With the string "SUBOFICIALES" as the filter, copy each matching line from the records.

____ Data under study

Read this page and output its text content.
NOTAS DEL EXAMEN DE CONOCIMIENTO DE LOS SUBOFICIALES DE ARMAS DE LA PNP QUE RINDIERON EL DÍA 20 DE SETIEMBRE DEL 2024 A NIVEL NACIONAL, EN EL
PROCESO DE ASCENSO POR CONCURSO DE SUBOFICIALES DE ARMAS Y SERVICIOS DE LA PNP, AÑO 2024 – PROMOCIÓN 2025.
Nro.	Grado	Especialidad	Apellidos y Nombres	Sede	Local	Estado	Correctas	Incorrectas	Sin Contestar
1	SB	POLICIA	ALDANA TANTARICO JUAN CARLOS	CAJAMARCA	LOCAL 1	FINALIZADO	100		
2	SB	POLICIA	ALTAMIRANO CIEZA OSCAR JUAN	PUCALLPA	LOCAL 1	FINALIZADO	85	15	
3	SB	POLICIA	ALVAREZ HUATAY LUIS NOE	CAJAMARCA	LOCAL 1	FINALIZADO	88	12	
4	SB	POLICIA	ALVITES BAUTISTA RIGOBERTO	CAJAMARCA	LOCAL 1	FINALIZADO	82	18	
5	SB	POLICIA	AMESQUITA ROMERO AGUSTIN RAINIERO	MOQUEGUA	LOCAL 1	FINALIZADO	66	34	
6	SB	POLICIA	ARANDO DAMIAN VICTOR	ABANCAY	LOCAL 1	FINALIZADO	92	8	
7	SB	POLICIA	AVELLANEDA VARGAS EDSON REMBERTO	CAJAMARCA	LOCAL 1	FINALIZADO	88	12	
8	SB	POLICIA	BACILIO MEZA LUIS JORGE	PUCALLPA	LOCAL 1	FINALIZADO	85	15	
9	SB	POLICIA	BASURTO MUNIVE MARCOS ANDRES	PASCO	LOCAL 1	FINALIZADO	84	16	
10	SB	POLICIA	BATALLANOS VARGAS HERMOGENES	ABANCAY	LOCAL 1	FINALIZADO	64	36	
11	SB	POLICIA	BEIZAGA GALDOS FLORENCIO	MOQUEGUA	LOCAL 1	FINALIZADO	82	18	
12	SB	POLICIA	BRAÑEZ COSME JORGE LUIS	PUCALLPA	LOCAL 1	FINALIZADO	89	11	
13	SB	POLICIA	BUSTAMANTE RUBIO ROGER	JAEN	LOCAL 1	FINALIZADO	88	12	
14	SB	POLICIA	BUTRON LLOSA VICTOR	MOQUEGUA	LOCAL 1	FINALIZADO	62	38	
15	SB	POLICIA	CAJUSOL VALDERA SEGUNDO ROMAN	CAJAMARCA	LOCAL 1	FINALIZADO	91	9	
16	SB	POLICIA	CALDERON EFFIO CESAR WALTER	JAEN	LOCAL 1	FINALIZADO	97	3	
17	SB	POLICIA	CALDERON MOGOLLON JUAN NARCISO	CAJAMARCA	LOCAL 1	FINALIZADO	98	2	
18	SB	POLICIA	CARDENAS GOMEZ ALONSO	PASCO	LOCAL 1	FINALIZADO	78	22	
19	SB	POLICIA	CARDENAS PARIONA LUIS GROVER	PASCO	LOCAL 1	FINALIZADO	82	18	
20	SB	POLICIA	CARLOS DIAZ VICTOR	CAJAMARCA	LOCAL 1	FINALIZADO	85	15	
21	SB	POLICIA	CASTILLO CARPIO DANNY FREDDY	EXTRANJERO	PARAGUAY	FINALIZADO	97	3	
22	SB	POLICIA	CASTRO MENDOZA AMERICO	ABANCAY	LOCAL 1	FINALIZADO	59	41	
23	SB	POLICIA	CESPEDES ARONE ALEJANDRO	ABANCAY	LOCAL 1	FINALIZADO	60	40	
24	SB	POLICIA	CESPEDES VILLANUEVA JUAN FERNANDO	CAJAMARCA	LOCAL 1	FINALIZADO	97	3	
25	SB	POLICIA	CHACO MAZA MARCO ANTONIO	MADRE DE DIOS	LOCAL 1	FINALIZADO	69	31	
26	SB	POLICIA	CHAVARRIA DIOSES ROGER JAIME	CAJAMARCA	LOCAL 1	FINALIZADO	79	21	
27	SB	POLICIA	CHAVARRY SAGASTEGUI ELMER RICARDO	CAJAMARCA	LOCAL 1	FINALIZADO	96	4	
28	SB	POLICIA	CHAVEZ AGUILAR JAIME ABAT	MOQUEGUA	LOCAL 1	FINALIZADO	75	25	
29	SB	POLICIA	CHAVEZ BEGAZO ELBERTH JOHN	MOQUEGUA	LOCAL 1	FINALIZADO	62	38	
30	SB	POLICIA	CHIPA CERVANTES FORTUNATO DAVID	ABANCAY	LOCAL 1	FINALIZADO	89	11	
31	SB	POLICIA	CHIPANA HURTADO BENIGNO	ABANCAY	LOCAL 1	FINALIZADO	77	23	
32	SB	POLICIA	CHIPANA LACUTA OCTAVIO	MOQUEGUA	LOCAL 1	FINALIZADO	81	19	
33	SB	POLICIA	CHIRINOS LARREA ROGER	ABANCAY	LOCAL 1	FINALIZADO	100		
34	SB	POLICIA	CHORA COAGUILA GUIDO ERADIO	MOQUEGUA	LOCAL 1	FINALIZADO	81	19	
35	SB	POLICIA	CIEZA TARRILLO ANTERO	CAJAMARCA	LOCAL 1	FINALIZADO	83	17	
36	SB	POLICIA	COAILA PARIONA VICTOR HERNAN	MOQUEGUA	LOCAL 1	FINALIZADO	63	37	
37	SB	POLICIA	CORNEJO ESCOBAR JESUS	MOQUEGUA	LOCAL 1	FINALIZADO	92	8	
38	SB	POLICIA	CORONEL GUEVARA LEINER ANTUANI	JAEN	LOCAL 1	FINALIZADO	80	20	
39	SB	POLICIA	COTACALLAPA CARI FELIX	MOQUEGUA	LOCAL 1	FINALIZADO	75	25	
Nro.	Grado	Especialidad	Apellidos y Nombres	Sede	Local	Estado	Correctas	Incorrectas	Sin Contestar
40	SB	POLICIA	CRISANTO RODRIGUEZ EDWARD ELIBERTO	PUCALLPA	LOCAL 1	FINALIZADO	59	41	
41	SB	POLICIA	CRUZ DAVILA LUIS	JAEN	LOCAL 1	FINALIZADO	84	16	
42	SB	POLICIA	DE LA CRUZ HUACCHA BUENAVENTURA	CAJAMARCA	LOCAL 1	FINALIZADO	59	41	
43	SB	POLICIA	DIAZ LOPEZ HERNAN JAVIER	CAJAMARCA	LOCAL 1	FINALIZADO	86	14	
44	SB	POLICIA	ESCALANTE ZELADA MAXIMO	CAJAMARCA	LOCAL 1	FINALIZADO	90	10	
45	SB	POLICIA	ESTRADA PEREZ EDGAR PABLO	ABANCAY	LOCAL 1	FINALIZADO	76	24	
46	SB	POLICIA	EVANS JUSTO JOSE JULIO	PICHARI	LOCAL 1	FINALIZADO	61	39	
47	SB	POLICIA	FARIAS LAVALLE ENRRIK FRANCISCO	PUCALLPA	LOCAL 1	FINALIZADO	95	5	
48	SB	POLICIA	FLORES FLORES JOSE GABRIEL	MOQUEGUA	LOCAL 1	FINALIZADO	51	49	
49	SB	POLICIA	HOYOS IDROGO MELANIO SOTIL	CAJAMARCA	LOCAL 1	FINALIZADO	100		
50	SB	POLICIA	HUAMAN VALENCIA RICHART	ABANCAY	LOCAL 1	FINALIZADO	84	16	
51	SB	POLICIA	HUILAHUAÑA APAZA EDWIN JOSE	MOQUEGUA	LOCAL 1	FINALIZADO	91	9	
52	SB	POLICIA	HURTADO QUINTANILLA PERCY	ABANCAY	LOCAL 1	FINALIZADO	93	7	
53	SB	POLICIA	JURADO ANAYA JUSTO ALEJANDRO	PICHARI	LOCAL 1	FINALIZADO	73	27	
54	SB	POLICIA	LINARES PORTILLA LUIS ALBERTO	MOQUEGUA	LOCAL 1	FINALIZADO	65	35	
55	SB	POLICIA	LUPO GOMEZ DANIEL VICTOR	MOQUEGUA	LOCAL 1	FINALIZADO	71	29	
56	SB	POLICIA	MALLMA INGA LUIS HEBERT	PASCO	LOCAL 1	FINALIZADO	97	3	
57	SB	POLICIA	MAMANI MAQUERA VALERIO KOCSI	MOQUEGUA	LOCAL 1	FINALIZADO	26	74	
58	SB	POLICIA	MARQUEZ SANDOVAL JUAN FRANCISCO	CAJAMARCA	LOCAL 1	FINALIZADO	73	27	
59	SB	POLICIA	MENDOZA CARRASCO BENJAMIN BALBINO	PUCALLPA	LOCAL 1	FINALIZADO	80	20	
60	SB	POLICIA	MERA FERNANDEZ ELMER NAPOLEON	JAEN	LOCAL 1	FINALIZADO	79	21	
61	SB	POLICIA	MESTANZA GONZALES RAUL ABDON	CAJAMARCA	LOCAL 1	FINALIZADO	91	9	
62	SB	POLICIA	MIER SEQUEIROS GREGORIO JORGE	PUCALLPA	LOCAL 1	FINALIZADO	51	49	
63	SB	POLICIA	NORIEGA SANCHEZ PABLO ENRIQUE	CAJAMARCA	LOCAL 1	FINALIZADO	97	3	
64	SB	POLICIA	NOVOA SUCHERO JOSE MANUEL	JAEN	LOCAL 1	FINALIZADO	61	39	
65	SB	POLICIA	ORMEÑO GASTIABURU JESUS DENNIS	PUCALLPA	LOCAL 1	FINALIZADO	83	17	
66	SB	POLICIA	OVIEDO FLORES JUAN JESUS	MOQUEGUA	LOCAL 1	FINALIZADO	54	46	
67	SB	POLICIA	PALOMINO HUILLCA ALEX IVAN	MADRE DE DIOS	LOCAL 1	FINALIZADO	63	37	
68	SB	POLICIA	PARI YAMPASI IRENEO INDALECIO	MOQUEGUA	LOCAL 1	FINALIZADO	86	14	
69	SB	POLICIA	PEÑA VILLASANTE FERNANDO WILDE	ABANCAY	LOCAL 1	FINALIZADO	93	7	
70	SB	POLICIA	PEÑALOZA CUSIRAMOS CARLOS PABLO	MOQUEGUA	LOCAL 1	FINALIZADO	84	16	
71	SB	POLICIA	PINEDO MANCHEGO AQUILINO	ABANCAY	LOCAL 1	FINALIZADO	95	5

________

# Task output
NOTAS DEL EXAMEN DE CONOCIMIENTO DE LOS SUBOFICIALES DE ARMAS DE LA PNP QUE RINDIERON EL DÍA 20 DE SETIEMBRE DEL 2024 A NIVEL NACIONAL, EN EL
PROCESO DE ASCENSO POR CONCURSO DE SUBOFICIALES DE ARMAS Y SERVICIOS DE LA PNP, AÑO 2024 – PROMOCIÓN 2025.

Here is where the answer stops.